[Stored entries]

___

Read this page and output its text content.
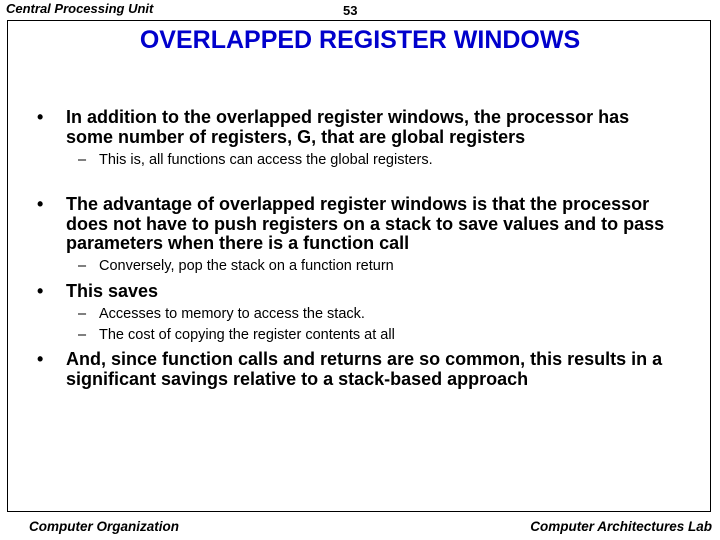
Central Processing Unit	53
OVERLAPPED REGISTER WINDOWS
• In addition to the overlapped register windows, the processor has some number of registers, G, that are global registers
– This is, all functions can access the global registers.
• The advantage of overlapped register windows is that the processor does not have to push registers on a stack to save values and to pass parameters when there is a function call
– Conversely, pop the stack on a function return
• This saves
– Accesses to memory to access the stack.
– The cost of copying the register contents at all
• And, since function calls and returns are so common, this results in a significant savings relative to a stack-based approach
Computer Organization	Computer Architectures Lab
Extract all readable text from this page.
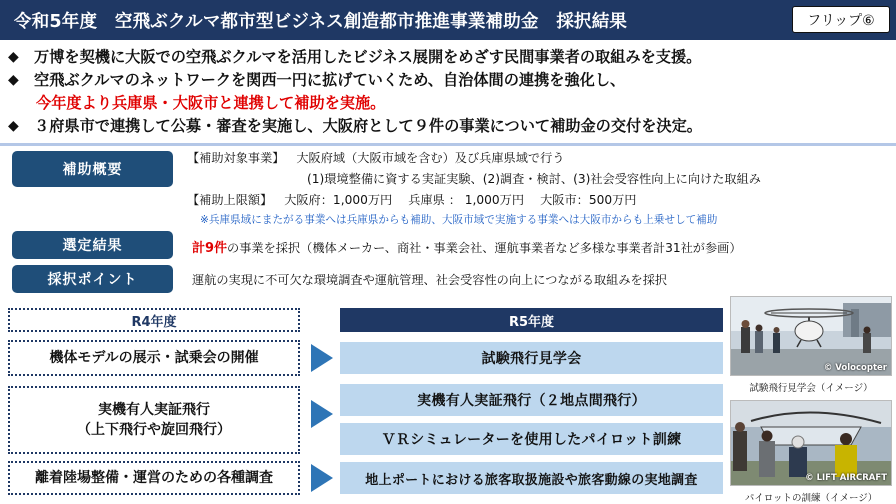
令和5年度　空飛ぶクルマ都市型ビジネス創造都市推進事業補助金　採択結果	フリップ⑥
◆ 万博を契機に大阪での空飛ぶクルマを活用したビジネス展開をめざす民間事業者の取組みを支援。
◆ 空飛ぶクルマのネットワークを関西一円に拡げていくため、自治体間の連携を強化し、
今年度より兵庫県・大阪市と連携して補助を実施。
◆ ３府県市で連携して公募・審査を実施し、大阪府として９件の事業について補助金の交付を決定。
補助概要
【補助対象事業】 大阪府域（大阪市域を含む）及び兵庫県域で行う
(1)環境整備に資する実証実験、(2)調査・検討、(3)社会受容性向上に向けた取組み
【補助上限額】 大阪府：1,000万円　 兵庫県 ： 1,000万円　 大阪市：500万円
※兵庫県域にまたがる事業へは兵庫県からも補助、大阪市域で実施する事業へは大阪市からも上乗せして補助
選定結果	計9件の事業を採択（機体メーカー、商社・事業会社、運航事業者など多様な事業者計31社が参画）
採択ポイント	運航の実現に不可欠な環境調査や運航管理、社会受容性の向上につながる取組みを採択
R4年度	R5年度
機体モデルの展示・試乗会の開催
実機有人実証飛行
（上下飛行や旋回飛行）
離着陸場整備・運営のための各種調査
試験飛行見学会
実機有人実証飛行（２地点間飛行）
ＶＲシミュレーターを使用したパイロット訓練
地上ポートにおける旅客取扱施設や旅客動線の実地調査
© Volocopter
試験飛行見学会（イメージ）
© LIFT AIRCRAFT
パイロットの訓練（イメージ）
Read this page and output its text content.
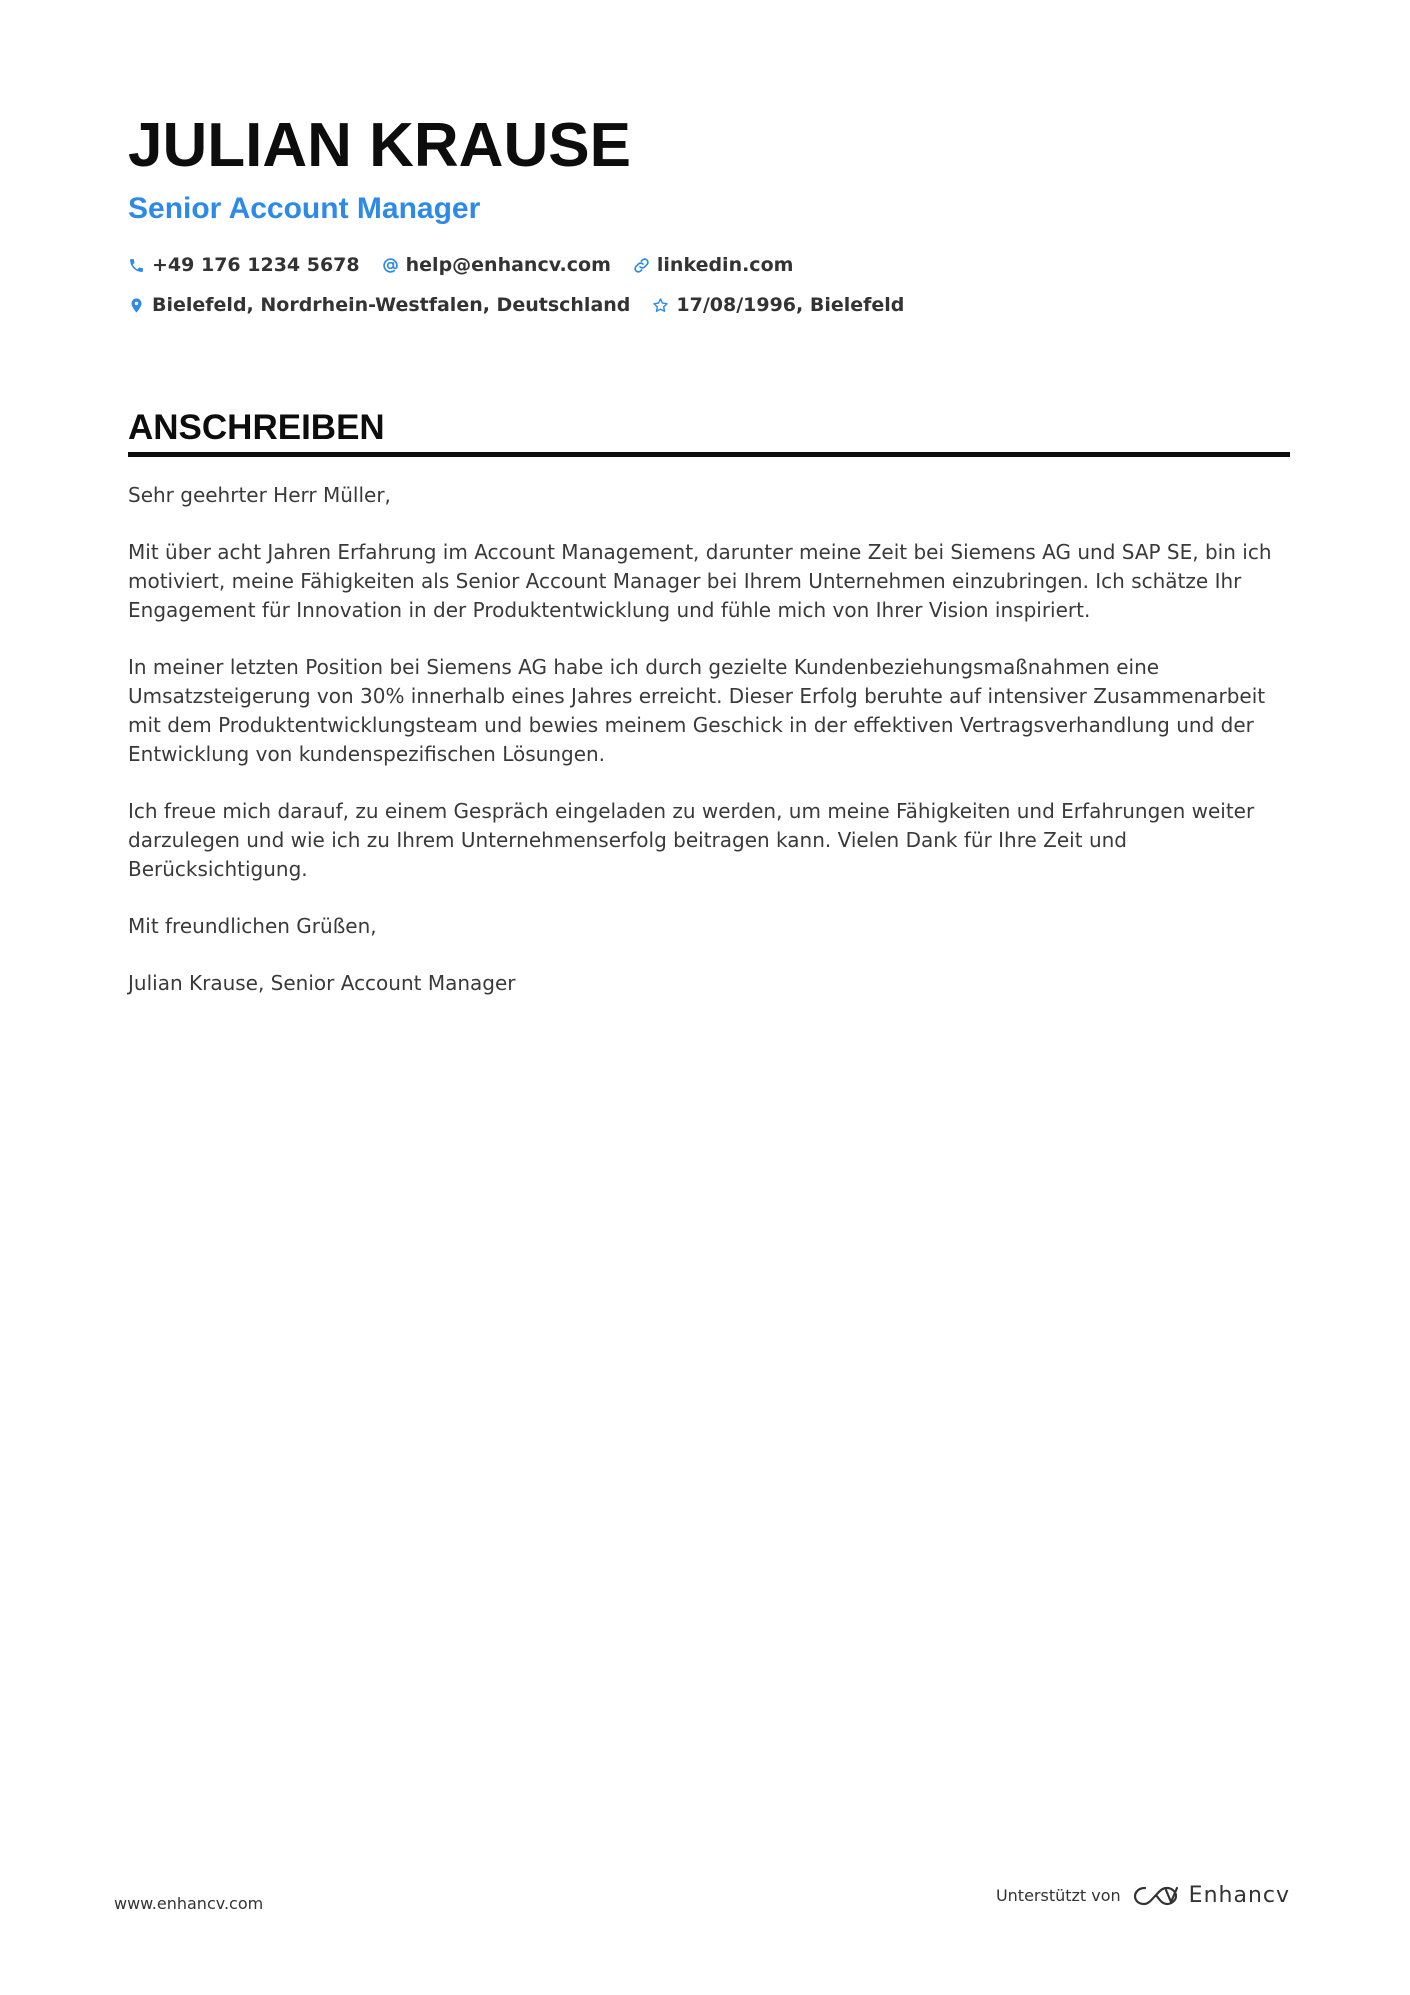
JULIAN KRAUSE
Senior Account Manager
+49 176 1234 5678 help@enhancv.com linkedin.com
Bielefeld, Nordrhein-Westfalen, Deutschland 17/08/1996, Bielefeld
ANSCHREIBEN

Sehr geehrter Herr Müller,

Mit über acht Jahren Erfahrung im Account Management, darunter meine Zeit bei Siemens AG und SAP SE, bin ich motiviert, meine Fähigkeiten als Senior Account Manager bei Ihrem Unternehmen einzubringen. Ich schätze Ihr Engagement für Innovation in der Produktentwicklung und fühle mich von Ihrer Vision inspiriert.

In meiner letzten Position bei Siemens AG habe ich durch gezielte Kundenbeziehungsmaßnahmen eine Umsatzsteigerung von 30% innerhalb eines Jahres erreicht. Dieser Erfolg beruhte auf intensiver Zusammenarbeit mit dem Produktentwicklungsteam und bewies meinem Geschick in der effektiven Vertragsverhandlung und der Entwicklung von kundenspezifischen Lösungen.

Ich freue mich darauf, zu einem Gespräch eingeladen zu werden, um meine Fähigkeiten und Erfahrungen weiter darzulegen und wie ich zu Ihrem Unternehmenserfolg beitragen kann. Vielen Dank für Ihre Zeit und Berücksichtigung.

Mit freundlichen Grüßen,

Julian Krause, Senior Account Manager

www.enhancv.com	Unterstützt von	Enhancv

___

* Description of the task *
Gather each line from the listing above that holds "global".

* Right answer *
• In addition to the overlapped register windows, the processor has some number of registers, G, that are global registers
– This is, all functions can access the global registers.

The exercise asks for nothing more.